— start DATA SHOWN —

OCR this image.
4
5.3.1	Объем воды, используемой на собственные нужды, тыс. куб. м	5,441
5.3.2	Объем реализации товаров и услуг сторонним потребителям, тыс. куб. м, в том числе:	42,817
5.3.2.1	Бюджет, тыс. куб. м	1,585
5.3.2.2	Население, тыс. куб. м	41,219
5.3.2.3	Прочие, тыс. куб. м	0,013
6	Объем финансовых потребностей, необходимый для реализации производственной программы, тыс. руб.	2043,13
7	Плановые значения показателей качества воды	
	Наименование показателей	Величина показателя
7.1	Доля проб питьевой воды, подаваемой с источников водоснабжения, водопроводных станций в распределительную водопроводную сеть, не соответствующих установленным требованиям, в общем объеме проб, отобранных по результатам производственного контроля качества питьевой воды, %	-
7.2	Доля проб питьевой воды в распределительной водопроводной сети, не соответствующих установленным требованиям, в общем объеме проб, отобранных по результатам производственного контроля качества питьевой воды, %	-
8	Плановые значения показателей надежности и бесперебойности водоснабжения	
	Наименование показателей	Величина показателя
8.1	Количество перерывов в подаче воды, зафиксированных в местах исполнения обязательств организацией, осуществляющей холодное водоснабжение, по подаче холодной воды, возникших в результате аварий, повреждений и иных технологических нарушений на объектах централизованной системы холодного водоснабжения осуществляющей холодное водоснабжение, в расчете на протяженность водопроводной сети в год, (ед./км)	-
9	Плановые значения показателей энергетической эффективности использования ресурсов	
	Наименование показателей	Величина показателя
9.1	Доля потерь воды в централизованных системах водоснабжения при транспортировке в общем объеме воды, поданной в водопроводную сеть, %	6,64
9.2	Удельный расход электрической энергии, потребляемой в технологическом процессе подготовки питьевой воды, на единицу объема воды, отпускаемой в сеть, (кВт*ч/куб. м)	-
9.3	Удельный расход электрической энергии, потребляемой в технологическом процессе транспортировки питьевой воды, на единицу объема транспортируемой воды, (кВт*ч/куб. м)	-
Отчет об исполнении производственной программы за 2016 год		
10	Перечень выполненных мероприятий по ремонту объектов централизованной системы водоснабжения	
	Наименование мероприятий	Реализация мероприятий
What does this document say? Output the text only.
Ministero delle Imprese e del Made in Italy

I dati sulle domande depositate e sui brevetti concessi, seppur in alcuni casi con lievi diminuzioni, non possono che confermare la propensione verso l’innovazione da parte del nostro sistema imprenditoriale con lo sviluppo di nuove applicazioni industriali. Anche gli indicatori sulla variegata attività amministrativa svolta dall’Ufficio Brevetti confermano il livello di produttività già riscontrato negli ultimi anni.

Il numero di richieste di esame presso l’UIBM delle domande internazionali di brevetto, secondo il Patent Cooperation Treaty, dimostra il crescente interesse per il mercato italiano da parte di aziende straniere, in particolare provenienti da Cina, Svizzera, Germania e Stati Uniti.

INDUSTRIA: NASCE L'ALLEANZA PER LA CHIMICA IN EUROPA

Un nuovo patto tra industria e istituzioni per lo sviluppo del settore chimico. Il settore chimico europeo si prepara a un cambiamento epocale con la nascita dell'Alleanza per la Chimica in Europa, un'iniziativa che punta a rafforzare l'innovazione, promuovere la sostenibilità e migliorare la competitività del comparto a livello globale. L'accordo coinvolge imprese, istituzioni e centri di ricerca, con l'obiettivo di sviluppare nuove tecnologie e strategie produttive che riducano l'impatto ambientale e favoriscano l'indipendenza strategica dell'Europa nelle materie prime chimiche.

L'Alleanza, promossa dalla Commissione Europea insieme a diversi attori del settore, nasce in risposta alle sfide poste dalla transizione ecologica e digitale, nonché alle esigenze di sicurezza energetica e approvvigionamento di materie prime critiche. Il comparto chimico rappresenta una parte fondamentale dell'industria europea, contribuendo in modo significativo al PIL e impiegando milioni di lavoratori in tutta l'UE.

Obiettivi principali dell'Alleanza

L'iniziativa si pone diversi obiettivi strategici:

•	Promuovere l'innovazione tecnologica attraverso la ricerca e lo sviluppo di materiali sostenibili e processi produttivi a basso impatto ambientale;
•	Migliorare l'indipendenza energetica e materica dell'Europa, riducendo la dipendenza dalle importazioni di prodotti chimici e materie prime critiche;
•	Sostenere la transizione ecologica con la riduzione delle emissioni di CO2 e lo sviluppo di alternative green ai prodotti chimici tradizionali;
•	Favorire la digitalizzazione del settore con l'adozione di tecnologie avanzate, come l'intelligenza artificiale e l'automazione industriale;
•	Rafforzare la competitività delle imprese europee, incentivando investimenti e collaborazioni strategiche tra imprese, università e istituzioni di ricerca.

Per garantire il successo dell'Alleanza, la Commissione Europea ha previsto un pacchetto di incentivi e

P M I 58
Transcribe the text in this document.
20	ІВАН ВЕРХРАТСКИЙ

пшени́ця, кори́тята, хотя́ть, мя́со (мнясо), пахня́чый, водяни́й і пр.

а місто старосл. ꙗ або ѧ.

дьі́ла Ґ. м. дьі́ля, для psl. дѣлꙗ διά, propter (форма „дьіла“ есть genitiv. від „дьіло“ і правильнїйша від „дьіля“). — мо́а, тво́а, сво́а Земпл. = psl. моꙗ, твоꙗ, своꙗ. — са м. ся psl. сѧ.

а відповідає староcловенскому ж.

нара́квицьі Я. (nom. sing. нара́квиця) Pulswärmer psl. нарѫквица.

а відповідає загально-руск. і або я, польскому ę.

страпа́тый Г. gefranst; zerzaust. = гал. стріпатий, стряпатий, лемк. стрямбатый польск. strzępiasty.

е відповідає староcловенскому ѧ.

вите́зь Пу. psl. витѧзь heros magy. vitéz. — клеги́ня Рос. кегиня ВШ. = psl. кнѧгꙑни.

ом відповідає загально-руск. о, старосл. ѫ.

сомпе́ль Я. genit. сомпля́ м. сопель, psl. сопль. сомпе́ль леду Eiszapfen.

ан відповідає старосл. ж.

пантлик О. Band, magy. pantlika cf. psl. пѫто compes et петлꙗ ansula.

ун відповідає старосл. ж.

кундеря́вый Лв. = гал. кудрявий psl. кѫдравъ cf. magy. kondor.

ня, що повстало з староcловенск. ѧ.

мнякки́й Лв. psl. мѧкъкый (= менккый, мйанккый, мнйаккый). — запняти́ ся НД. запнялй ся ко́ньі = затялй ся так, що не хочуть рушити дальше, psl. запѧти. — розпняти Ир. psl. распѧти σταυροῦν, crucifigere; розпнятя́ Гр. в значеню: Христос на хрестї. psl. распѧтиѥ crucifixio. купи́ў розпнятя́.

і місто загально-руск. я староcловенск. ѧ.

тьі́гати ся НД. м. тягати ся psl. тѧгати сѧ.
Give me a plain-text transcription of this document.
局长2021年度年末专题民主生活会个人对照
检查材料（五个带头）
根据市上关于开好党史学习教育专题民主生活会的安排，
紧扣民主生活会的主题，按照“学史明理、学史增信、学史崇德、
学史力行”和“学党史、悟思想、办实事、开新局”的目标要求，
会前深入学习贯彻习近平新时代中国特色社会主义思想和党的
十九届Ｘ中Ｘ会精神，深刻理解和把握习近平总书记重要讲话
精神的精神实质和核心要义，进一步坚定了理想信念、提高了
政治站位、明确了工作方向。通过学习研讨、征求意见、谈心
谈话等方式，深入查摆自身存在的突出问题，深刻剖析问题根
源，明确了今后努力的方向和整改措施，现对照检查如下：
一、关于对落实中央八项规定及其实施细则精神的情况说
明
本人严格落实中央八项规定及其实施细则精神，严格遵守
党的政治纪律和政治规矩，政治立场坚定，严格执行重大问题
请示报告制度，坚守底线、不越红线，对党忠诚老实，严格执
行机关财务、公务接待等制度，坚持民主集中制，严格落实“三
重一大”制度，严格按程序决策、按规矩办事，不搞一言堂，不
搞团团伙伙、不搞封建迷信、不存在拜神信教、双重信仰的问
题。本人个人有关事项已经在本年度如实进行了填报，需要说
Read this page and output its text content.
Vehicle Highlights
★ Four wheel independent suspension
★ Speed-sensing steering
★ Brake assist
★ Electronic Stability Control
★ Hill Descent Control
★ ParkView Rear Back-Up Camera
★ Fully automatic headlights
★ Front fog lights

— end DATA SHOWN —

### REQUIREMENTS
Pull every line containing "программы" from the data.

### FULL OUTPUT
6	Объем финансовых потребностей, необходимый для реализации производственной программы, тыс. руб.	2043,13
Отчет об исполнении производственной программы за 2016 год		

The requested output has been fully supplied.